**Textauszug:**
****************

Bild: Würde auch in Moskau auftreten: Conchita Wurst bei ihrer Buchpremiere in…
BERLIN taz | Um das Haar in der Suppe gleich zu benennen: „Rise Like A
Phoenix“ war kommerziell nicht der stärkste Titel des letzten Eurovision
Song Contest. Klang wie ein James-Bond-Soundtrack und empfahl sich für
einen zukünftigen Film mit Daniel Craig etwa, ganz in den Spuren, die
Shirley Bassey (und Sean Connery) hinterließen. Die niederländischen Common
Linnets und ihr „Calm After The Storm“ waren radio- und charttauglicher.
Doch [1][Conchita Wurst], mit bürgerlichem Namen Tom Neuwirth, wurde zur
Celebrity. Jetzt stellte sie in Berlin ihre Memoiren vor.
Sie weiß natürlich um die Ambitioniertheit, Lebenserinnerungen zu
verfassen, wenn man selbst erst 26 Jahre jung ist: „Die Idee für meine
Biographie wurde an mich herantragen. Ich dachte, wie anmaßend ist das
denn, das auf den Markt zu werfen. Aber ich bin nicht beratungsresistent
und habe mir erklären lassen, wie das gehen könnte. Wichtig war mir, dass
es viele Bilder enthält. Ich konsumiere am liebsten Bücher mit vielen
Bildern. Vier Tage habe ich meinem Ghostwriter meine Geschichte erzählt.
Auf das Ergebnis als Buch bin ich jetzt stolz.“
Conchita Wurst darf das sagen, ihr Leben als ESC-Siegerin von Kopenhagen
hat ihr ein Dauerabo auf den Catwalks der Welt beschert, politischen wie
jenen in der Welt des Entertainments. Jean-Paul Gaultier, Karl Lagerfeld,
Vivienne Westwood, Ban Ki-mun, EU-Parlament, Arte-Doku... Keine andere
ESC-Siegerin der vergangenen Jahrzehnte hat so sehr die Kriterien der Macht
im Popbusiness zu erfüllen, ja, auszufüllen vermocht.
Ganz Künstlerin im Alltagsbewusstsein beschreibt sie diese Zeit so, etwa
über den Geruch von Promis: „Karl Lagerfeld und Vivienne Westwood riechen
beide wie meine Oma – aber ich muss sagen, meine Oma riecht nicht, sondern
duftet. Es hat etwas von Minze, von Frische und Schönheit.“ Und zu
Prominenten überhaupt: „Sie sind so normal, so absolut im Alltag. Man steht
neben ihnen und alles ist nicht mehr aufregend. Dass sie auf einem Podest
stehen, ist weg. Sie lassen einen keine Chance, darüber nervös zu werden.

****************

**Vorliegende Einträge:**
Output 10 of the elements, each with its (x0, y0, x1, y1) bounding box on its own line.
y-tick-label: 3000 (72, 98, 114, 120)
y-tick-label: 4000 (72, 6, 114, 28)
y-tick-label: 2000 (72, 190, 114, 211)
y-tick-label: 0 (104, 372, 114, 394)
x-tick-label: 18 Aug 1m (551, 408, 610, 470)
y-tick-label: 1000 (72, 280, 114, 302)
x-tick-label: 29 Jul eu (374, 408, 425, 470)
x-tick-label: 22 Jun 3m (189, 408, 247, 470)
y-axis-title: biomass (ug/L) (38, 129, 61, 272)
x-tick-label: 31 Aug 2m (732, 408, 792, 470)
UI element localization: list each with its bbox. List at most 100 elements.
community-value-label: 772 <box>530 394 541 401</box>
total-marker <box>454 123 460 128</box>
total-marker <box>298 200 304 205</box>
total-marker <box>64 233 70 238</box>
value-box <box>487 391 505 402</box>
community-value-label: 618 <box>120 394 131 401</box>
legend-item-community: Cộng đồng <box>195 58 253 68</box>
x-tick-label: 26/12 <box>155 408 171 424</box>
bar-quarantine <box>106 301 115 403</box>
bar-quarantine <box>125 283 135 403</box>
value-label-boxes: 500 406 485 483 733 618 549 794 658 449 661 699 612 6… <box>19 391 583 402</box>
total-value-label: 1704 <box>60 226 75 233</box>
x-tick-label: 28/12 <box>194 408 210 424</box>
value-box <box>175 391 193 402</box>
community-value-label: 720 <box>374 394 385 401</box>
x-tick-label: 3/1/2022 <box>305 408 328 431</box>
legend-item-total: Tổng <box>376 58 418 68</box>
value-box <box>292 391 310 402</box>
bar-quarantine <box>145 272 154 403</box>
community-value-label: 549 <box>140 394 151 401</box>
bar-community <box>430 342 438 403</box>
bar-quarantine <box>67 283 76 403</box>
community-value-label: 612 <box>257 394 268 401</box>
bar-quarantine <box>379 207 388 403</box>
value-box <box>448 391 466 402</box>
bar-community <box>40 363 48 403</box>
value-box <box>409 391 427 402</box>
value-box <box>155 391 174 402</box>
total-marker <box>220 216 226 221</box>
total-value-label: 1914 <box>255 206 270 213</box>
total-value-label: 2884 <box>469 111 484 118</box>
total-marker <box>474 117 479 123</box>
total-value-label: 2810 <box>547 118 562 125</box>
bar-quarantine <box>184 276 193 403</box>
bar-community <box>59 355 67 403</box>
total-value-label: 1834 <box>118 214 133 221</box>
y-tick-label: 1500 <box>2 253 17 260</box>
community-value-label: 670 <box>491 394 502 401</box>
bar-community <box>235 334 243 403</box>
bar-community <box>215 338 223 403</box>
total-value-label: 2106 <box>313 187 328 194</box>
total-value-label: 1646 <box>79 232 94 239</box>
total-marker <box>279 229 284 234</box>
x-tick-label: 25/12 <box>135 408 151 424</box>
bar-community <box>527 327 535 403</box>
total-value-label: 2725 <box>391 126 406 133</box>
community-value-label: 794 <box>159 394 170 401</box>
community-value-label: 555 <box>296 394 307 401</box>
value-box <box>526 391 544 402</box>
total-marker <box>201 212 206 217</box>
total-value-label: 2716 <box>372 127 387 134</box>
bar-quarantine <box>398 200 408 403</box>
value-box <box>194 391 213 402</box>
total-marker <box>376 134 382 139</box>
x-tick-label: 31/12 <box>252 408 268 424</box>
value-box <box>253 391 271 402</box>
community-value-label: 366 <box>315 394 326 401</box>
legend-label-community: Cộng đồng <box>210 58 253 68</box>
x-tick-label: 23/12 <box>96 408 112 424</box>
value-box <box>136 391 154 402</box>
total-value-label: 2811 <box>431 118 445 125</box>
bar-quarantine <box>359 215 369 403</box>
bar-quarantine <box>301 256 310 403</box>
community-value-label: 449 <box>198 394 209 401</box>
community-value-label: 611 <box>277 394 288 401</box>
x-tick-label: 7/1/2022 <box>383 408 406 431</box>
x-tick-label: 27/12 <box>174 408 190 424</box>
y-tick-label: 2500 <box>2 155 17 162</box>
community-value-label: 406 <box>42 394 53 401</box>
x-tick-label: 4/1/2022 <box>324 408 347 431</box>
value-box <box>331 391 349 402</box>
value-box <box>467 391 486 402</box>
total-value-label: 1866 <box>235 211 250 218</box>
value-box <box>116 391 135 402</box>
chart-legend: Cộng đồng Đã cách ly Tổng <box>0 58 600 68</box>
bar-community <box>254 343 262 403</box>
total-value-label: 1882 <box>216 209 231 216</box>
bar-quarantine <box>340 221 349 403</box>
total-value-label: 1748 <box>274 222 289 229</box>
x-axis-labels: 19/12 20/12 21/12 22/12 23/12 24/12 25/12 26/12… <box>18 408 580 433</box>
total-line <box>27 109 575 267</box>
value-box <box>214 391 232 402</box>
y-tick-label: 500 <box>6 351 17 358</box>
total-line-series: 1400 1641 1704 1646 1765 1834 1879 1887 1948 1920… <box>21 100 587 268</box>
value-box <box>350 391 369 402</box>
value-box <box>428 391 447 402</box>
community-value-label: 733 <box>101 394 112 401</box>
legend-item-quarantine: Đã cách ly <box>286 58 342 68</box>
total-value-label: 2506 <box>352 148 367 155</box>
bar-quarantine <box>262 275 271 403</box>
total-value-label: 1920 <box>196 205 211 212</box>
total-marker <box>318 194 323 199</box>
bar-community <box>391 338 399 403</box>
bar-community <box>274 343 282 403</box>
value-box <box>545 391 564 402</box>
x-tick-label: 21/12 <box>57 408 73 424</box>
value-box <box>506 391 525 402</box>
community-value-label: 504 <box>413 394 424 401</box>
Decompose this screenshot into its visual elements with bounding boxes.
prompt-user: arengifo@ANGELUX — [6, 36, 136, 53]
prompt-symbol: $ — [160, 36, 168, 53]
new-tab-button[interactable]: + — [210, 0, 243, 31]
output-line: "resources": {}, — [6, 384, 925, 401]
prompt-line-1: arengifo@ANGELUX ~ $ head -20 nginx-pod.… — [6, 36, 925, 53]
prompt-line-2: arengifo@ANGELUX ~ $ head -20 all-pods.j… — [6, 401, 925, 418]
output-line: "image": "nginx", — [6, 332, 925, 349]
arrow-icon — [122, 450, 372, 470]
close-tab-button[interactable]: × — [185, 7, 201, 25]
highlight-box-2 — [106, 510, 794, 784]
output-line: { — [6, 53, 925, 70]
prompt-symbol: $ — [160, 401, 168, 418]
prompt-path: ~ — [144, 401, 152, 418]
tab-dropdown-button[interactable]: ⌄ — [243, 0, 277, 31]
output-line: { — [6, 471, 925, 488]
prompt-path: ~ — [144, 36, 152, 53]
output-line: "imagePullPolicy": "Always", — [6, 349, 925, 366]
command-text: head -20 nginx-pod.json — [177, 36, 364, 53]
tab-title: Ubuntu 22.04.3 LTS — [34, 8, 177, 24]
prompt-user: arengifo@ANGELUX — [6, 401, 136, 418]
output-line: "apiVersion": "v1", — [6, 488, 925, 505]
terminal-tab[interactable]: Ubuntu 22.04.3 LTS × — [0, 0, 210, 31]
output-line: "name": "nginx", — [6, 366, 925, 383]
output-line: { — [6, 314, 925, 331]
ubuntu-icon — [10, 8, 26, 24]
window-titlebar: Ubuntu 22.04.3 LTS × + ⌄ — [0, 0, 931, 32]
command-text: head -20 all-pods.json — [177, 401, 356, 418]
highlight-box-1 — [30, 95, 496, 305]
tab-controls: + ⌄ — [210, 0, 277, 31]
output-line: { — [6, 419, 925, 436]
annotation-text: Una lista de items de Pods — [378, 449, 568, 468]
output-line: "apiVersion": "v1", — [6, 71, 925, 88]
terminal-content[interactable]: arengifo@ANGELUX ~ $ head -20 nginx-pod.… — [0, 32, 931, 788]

****************

**Gestellte Aufgabe:** Schreib den Text über Conchita Wurst beginnend mit „Sie weiß natürlich“ und weiter bis „meine Geschichte erzählt.“ noch einmal ab. Tausche dabei „Ghostwriter“ gegen „Co-Autor“ aus.

**Ergebnis folgt:**
Sie weiß natürlich um die Ambitioniertheit, Lebenserinnerungen zu
verfassen, wenn man selbst erst 26 Jahre jung ist: „Die Idee für meine
Biographie wurde an mich herantragen. Ich dachte, wie anmaßend ist das
denn, das auf den Markt zu werfen. Aber ich bin nicht beratungsresistent
und habe mir erklären lassen, wie das gehen könnte. Wichtig war mir, dass
es viele Bilder enthält. Ich konsumiere am liebsten Bücher mit vielen
Bildern. Vier Tage habe ich meinem Co-Autor meine Geschichte erzählt.